## [Instructions to follow]
Quote, without change, all of the lines that follow.
## Begin
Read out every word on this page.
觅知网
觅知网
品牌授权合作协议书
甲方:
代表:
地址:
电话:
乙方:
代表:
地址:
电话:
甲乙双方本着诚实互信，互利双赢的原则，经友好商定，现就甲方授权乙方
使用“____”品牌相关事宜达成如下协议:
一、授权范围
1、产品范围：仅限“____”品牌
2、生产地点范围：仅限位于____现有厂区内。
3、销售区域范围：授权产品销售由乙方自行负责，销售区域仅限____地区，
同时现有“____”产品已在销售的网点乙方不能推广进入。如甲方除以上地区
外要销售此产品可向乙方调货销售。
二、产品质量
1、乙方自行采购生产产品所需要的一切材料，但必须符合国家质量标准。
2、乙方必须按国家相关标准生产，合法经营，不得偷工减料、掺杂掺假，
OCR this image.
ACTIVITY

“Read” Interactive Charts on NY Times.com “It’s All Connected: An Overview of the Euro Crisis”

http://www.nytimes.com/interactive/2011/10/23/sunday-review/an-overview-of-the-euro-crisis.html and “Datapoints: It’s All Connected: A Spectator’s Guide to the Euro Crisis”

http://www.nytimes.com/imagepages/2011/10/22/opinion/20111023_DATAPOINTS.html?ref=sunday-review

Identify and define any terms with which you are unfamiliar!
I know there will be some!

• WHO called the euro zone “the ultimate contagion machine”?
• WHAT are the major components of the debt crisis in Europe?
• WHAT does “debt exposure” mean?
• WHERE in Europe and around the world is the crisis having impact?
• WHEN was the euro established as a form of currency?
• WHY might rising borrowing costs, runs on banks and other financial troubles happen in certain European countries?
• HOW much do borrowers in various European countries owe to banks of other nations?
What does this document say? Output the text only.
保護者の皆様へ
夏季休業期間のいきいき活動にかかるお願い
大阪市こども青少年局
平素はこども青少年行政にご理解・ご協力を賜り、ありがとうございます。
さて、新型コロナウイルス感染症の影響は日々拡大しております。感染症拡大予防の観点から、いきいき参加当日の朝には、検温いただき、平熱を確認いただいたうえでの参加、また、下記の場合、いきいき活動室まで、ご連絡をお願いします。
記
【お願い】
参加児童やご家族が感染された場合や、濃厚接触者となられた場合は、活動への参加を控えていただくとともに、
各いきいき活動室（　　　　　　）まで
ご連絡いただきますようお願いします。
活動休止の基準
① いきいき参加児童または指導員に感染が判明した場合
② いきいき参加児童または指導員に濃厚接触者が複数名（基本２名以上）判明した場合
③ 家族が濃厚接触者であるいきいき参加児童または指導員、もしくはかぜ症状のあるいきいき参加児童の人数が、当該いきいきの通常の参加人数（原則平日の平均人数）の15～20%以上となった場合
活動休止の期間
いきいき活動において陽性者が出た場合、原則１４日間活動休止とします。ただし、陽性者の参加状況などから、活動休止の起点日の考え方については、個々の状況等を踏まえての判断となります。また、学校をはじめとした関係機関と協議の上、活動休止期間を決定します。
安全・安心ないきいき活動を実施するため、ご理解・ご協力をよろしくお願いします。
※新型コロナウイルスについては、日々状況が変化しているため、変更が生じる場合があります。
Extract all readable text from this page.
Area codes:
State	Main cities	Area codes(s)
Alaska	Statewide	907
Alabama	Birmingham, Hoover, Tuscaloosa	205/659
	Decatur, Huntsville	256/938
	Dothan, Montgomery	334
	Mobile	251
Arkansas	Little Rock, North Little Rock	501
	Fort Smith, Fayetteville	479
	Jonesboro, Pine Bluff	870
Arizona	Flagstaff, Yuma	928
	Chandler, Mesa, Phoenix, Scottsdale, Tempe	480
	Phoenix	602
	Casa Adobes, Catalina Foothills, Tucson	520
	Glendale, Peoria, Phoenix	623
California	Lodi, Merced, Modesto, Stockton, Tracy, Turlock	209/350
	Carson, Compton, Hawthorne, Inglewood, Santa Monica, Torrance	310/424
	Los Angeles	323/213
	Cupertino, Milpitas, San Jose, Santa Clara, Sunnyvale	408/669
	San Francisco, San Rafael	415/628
## End
## [Answer to this exercise]
Read out every word on this page.
觅知网
觅知网
品牌授权合作协议书
甲方:
代表:
地址:
电话:
乙方:
代表:
地址:
电话:
甲乙双方本着诚实互信，互利双赢的原则，经友好商定，现就甲方授权乙方
使用“____”品牌相关事宜达成如下协议:
一、授权范围
1、产品范围：仅限“____”品牌
2、生产地点范围：仅限位于____现有厂区内。
3、销售区域范围：授权产品销售由乙方自行负责，销售区域仅限____地区，
同时现有“____”产品已在销售的网点乙方不能推广进入。如甲方除以上地区
外要销售此产品可向乙方调货销售。
二、产品质量
1、乙方自行采购生产产品所需要的一切材料，但必须符合国家质量标准。
2、乙方必须按国家相关标准生产，合法经营，不得偷工减料、掺杂掺假，
OCR this image.
ACTIVITY

“Read” Interactive Charts on NY Times.com “It’s All Connected: An Overview of the Euro Crisis”

http://www.nytimes.com/interactive/2011/10/23/sunday-review/an-overview-of-the-euro-crisis.html and “Datapoints: It’s All Connected: A Spectator’s Guide to the Euro Crisis”

http://www.nytimes.com/imagepages/2011/10/22/opinion/20111023_DATAPOINTS.html?ref=sunday-review

Identify and define any terms with which you are unfamiliar!
I know there will be some!

• WHO called the euro zone “the ultimate contagion machine”?
• WHAT are the major components of the debt crisis in Europe?
• WHAT does “debt exposure” mean?
• WHERE in Europe and around the world is the crisis having impact?
• WHEN was the euro established as a form of currency?
• WHY might rising borrowing costs, runs on banks and other financial troubles happen in certain European countries?
• HOW much do borrowers in various European countries owe to banks of other nations?
What does this document say? Output the text only.
保護者の皆様へ
夏季休業期間のいきいき活動にかかるお願い
大阪市こども青少年局
平素はこども青少年行政にご理解・ご協力を賜り、ありがとうございます。
さて、新型コロナウイルス感染症の影響は日々拡大しております。感染症拡大予防の観点から、いきいき参加当日の朝には、検温いただき、平熱を確認いただいたうえでの参加、また、下記の場合、いきいき活動室まで、ご連絡をお願いします。
記
【お願い】
参加児童やご家族が感染された場合や、濃厚接触者となられた場合は、活動への参加を控えていただくとともに、
各いきいき活動室（　　　　　　）まで
ご連絡いただきますようお願いします。
活動休止の基準
① いきいき参加児童または指導員に感染が判明した場合
② いきいき参加児童または指導員に濃厚接触者が複数名（基本２名以上）判明した場合
③ 家族が濃厚接触者であるいきいき参加児童または指導員、もしくはかぜ症状のあるいきいき参加児童の人数が、当該いきいきの通常の参加人数（原則平日の平均人数）の15～20%以上となった場合
活動休止の期間
いきいき活動において陽性者が出た場合、原則１４日間活動休止とします。ただし、陽性者の参加状況などから、活動休止の起点日の考え方については、個々の状況等を踏まえての判断となります。また、学校をはじめとした関係機関と協議の上、活動休止期間を決定します。
安全・安心ないきいき活動を実施するため、ご理解・ご協力をよろしくお願いします。
※新型コロナウイルスについては、日々状況が変化しているため、変更が生じる場合があります。
Extract all readable text from this page.
Area codes:
State	Main cities	Area codes(s)
Alaska	Statewide	907
Alabama	Birmingham, Hoover, Tuscaloosa	205/659
	Decatur, Huntsville	256/938
	Dothan, Montgomery	334
	Mobile	251
Arkansas	Little Rock, North Little Rock	501
	Fort Smith, Fayetteville	479
	Jonesboro, Pine Bluff	870
Arizona	Flagstaff, Yuma	928
	Chandler, Mesa, Phoenix, Scottsdale, Tempe	480
	Phoenix	602
	Casa Adobes, Catalina Foothills, Tucson	520
	Glendale, Peoria, Phoenix	623
California	Lodi, Merced, Modesto, Stockton, Tracy, Turlock	209/350
	Carson, Compton, Hawthorne, Inglewood, Santa Monica, Torrance	310/424
	Los Angeles	323/213
	Cupertino, Milpitas, San Jose, Santa Clara, Sunnyvale	408/669
	San Francisco, San Rafael	415/628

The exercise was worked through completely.